Give the count of lines in the data that include the string "Connexions", with no added remarks.

___ Input rows ___

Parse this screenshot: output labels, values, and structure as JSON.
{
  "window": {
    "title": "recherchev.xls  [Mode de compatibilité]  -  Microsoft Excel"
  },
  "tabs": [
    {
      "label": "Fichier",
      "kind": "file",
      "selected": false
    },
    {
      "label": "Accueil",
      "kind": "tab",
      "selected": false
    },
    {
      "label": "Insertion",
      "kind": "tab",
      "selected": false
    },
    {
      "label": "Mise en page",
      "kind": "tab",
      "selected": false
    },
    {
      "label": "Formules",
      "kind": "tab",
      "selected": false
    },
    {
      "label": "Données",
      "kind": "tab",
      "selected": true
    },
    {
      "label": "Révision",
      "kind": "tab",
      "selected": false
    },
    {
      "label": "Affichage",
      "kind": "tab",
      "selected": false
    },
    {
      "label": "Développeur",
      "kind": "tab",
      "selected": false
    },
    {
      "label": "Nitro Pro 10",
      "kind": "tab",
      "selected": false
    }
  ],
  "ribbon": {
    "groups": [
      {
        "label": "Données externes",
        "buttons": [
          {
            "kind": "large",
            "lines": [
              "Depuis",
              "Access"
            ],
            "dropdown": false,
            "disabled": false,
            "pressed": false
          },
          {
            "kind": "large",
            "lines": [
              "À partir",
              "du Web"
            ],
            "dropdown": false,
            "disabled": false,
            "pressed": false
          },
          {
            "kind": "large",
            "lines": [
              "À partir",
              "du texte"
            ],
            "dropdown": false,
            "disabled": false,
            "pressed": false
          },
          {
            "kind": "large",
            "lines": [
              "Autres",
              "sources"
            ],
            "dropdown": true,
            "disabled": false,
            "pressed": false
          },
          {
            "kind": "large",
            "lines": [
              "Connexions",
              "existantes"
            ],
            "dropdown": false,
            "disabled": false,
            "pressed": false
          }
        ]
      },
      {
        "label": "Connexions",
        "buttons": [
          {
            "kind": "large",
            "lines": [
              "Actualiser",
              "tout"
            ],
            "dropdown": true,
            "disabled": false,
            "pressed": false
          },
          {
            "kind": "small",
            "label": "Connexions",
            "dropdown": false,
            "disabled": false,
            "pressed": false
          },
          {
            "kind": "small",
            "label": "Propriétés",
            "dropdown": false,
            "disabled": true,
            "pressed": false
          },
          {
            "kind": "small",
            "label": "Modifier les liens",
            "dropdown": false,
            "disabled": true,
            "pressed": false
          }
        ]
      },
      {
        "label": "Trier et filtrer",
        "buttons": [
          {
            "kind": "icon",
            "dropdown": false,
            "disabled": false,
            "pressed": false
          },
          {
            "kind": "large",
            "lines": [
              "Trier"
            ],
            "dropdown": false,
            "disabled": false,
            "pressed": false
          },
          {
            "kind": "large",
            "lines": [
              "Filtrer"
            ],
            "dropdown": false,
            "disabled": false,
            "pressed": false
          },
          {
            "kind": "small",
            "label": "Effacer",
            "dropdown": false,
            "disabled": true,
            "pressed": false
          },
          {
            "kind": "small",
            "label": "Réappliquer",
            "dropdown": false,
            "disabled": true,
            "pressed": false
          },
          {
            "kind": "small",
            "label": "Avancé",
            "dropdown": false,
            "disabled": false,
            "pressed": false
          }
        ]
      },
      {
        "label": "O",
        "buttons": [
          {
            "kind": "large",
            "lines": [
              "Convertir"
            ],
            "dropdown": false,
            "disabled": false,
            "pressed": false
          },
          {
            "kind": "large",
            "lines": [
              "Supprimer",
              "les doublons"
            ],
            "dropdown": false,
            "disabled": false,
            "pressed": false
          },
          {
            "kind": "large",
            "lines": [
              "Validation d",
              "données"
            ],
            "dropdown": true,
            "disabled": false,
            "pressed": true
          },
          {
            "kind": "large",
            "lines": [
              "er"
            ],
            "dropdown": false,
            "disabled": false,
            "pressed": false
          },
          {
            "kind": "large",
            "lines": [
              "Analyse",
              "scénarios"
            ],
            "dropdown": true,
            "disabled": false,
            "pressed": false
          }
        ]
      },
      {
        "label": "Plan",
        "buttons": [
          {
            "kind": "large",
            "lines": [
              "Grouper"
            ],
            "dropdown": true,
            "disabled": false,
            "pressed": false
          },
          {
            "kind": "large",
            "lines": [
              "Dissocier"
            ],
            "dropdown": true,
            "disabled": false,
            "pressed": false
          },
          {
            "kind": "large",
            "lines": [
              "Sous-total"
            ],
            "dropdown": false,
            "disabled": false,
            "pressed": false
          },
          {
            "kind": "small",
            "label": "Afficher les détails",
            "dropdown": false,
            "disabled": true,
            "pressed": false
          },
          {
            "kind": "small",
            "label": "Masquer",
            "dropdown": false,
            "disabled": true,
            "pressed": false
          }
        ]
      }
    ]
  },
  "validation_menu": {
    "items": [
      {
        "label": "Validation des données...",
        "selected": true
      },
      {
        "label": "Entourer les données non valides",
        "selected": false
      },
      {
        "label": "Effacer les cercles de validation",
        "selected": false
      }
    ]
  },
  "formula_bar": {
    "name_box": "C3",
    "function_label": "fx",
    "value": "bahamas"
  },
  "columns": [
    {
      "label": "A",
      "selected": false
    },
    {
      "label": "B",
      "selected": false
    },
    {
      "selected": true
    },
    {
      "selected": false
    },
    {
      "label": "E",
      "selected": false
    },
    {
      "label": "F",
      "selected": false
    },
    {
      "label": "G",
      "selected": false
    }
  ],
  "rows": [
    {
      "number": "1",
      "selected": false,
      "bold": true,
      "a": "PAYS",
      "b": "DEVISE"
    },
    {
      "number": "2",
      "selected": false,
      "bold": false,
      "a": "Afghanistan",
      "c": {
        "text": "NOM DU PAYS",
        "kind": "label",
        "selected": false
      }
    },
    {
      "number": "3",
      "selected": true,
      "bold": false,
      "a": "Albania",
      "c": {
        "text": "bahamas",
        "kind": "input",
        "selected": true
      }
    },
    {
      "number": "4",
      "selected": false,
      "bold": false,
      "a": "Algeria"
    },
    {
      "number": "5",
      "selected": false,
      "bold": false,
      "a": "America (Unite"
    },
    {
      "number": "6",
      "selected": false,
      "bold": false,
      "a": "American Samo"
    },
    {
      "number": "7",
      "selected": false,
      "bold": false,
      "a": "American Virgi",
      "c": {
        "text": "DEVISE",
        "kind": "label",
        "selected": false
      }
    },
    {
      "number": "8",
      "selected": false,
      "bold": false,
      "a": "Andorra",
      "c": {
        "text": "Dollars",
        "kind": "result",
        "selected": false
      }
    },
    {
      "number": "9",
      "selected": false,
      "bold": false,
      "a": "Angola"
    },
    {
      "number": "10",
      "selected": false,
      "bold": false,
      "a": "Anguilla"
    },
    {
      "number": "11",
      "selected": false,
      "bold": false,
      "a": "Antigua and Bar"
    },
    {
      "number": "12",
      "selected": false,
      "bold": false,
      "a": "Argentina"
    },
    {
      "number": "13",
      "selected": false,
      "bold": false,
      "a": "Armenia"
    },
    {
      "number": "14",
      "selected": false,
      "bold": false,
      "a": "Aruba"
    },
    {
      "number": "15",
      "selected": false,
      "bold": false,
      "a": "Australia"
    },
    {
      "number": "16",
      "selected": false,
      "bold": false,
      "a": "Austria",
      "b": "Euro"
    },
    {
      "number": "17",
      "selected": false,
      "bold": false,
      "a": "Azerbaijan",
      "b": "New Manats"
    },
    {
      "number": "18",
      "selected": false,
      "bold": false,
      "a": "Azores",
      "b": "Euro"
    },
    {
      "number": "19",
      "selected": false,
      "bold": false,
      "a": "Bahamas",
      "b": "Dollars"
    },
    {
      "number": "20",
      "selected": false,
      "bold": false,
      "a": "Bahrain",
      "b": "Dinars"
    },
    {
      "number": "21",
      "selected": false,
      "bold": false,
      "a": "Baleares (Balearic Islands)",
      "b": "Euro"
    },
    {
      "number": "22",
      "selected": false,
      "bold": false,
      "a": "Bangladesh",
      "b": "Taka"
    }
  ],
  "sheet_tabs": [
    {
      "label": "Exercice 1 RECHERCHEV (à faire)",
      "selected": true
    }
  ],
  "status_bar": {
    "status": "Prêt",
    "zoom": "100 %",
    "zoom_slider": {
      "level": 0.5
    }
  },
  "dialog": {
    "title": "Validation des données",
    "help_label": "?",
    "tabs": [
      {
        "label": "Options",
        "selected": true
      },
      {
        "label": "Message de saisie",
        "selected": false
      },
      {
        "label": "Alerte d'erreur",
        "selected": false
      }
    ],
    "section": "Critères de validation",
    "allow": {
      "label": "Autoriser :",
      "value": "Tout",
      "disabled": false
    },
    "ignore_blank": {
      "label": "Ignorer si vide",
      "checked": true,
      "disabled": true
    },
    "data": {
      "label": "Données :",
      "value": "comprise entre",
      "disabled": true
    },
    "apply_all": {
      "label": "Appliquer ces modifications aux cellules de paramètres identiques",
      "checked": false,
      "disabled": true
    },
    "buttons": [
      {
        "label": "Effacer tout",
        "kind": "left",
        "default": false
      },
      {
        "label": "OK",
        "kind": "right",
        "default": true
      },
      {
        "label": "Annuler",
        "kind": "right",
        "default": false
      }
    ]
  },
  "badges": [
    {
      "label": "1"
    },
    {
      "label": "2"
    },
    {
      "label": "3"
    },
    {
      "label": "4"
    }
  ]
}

___

**Response below**. 3